** PAGE EXCERPT **
+ + + +
Why reading this news might be hurting your investments

Most of us start our days in a similar way…with coffee or tea and the news. We tell ourselves that it’s good to be informed about what’s going on in the world and we read on.

How would that hurt your investments?

News reporting has undergone a seismic shift in the age of the internet. Gone are the days of opening your front door in your slippers to get your daily newspaper (what are enterprising young kids going to do for work now?) and sitting down to skim the headlines. Now we pick up our phones, scroll through our favorite news websites and social media pages, and then get on with our days.

The fundamental problem is the way the business model for journalists has changed.

Much has been said about the “attention economy” and how companies across the internet are competing for your eyes when you are using your device. Advertisers pay for clicks, watch time, engagement, and are in general trying to stand out as much as possible to increase their revenue. Everyone is crying out for your attention because your attention is what keeps their businesses going.

Enter the “viral headline”.
+ + + +
** EXERCISE AIM **
According to the article on news and investments, what is the fundamental problem?

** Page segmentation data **
+ + + +
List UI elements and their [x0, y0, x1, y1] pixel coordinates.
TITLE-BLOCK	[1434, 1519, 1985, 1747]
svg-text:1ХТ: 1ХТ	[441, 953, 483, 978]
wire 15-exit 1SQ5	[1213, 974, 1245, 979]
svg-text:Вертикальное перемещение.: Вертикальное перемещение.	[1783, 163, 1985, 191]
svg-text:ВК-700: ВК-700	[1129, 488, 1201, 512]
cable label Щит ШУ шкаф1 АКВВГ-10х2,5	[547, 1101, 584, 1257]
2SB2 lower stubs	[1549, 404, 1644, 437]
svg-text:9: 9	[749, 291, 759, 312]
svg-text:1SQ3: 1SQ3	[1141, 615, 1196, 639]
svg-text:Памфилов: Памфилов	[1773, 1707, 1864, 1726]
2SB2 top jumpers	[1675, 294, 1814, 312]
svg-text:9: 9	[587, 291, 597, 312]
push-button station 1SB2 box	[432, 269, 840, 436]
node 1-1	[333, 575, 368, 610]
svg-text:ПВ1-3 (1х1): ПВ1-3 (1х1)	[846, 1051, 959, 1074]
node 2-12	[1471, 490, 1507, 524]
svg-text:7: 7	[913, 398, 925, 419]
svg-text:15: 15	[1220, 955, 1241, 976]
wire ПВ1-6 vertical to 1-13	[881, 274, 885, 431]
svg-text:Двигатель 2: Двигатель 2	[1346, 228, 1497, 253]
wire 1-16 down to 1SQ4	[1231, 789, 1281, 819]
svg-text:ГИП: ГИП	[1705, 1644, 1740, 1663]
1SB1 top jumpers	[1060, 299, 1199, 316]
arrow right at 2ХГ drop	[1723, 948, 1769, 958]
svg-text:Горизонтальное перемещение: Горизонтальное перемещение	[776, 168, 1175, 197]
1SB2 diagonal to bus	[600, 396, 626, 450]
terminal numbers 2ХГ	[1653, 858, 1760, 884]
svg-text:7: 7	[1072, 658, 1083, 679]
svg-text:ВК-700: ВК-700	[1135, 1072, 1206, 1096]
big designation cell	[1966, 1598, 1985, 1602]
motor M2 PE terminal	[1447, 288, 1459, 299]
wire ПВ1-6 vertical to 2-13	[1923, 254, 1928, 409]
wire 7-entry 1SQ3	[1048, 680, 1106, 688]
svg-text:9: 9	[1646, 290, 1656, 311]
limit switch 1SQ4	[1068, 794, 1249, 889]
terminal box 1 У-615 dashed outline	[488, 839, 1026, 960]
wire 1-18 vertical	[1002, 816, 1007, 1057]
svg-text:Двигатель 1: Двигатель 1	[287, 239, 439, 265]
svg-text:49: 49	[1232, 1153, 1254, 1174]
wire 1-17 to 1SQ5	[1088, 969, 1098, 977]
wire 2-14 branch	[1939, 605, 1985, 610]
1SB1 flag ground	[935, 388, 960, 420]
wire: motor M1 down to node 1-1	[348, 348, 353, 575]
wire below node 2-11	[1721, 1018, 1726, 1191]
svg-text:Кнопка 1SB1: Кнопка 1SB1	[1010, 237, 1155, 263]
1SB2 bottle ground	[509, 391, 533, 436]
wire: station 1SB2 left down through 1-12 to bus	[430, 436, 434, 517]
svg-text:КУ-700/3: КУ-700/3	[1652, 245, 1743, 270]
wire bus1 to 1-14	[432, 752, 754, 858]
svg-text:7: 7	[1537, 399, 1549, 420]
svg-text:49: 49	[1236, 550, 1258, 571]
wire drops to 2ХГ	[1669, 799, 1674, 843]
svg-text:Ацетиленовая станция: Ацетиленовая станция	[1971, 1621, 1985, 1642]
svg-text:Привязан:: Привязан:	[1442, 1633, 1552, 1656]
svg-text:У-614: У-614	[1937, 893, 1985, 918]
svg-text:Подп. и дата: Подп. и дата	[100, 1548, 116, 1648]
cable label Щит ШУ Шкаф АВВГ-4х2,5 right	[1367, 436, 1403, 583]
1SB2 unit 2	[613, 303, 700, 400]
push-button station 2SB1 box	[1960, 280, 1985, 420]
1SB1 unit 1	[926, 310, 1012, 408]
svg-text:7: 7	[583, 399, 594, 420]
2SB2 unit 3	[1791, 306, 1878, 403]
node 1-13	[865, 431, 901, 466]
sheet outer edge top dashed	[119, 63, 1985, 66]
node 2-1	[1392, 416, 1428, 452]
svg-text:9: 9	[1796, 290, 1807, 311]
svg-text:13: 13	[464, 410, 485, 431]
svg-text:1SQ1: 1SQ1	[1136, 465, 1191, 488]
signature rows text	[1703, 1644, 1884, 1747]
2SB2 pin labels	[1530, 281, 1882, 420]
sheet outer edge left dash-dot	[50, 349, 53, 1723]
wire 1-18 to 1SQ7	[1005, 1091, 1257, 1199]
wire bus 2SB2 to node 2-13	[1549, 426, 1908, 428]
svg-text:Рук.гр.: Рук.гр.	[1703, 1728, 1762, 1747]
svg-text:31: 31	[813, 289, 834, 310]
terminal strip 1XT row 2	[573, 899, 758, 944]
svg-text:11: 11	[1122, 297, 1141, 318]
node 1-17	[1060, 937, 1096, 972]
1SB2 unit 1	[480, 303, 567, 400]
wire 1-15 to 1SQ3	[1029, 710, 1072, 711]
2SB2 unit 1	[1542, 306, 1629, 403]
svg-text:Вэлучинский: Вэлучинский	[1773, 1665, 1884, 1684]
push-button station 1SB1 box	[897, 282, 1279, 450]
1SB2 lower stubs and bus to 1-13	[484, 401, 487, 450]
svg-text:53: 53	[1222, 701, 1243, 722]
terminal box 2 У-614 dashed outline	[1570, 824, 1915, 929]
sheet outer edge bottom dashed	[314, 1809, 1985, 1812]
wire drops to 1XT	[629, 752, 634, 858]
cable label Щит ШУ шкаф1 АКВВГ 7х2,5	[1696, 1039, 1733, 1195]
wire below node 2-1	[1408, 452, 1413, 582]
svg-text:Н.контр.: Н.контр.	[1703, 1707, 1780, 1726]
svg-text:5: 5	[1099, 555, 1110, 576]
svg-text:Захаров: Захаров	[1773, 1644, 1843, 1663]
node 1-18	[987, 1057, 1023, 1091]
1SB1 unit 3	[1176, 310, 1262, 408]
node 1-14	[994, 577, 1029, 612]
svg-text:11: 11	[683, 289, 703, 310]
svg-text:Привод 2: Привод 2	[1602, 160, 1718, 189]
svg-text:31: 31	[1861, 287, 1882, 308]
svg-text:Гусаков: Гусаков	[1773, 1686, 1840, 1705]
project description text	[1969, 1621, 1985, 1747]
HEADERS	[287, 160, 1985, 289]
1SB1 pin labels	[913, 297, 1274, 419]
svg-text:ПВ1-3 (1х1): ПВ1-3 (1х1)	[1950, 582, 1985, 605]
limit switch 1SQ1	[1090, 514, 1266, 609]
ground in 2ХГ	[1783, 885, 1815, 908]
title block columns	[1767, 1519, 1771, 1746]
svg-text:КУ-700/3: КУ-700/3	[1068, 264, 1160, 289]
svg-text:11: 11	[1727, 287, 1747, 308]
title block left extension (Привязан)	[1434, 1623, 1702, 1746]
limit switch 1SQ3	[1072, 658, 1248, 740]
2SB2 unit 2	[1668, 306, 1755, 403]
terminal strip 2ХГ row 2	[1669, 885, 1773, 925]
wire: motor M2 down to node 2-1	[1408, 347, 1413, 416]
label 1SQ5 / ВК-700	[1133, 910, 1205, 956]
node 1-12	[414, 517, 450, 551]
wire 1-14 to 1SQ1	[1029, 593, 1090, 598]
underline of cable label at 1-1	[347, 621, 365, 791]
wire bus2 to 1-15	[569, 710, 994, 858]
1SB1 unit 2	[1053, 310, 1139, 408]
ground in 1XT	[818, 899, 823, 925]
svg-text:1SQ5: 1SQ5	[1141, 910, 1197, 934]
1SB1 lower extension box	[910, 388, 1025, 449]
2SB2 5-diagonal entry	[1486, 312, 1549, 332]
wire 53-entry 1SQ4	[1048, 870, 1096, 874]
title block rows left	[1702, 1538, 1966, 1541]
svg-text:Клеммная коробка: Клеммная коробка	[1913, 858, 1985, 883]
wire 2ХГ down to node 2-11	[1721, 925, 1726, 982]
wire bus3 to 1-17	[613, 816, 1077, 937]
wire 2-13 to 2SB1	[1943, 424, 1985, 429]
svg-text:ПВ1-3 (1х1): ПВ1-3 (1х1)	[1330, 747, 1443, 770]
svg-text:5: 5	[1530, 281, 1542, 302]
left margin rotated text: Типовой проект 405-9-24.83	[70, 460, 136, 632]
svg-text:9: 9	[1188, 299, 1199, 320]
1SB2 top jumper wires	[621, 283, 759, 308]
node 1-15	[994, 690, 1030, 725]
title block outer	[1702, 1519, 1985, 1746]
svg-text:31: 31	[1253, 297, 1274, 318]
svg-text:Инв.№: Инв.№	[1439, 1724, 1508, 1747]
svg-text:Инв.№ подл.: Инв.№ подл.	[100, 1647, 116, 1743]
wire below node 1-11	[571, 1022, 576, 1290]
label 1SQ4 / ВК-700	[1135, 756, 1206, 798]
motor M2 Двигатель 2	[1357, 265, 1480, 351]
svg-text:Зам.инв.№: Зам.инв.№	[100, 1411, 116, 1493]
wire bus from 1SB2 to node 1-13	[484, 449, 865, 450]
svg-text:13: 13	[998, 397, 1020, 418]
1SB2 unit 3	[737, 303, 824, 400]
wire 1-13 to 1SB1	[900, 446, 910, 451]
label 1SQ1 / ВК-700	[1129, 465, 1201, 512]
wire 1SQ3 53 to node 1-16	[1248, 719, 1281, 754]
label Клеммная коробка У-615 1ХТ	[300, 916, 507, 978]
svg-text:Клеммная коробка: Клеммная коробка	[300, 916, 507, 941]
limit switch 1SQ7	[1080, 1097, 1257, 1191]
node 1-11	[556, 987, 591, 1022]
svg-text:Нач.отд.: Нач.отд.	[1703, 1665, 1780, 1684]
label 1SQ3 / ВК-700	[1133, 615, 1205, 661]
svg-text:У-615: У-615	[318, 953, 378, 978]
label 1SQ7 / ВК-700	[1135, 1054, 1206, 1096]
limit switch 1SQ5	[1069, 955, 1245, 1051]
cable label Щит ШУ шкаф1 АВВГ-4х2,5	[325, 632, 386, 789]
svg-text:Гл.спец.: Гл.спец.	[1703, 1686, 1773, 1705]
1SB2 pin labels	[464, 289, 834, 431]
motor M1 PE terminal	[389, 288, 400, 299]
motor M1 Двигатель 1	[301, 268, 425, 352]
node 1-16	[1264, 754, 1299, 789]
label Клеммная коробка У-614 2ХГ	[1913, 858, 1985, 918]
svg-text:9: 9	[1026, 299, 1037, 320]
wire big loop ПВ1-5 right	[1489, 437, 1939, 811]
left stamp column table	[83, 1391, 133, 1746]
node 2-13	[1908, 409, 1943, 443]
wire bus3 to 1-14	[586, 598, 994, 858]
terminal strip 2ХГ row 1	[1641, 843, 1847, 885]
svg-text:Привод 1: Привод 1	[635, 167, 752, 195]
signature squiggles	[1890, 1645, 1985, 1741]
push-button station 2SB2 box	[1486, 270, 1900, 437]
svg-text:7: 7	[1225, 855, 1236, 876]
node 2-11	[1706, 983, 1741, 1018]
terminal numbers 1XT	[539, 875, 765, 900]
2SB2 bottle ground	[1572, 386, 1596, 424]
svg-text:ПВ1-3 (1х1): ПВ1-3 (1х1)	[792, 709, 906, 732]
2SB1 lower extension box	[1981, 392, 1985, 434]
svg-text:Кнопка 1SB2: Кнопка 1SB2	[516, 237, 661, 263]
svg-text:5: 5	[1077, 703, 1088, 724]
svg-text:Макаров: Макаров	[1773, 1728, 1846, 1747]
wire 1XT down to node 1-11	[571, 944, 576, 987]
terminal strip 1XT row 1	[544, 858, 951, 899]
+ + + +
** OUTPUT FOR THIS TASK **
The way the business model for journalists has changed.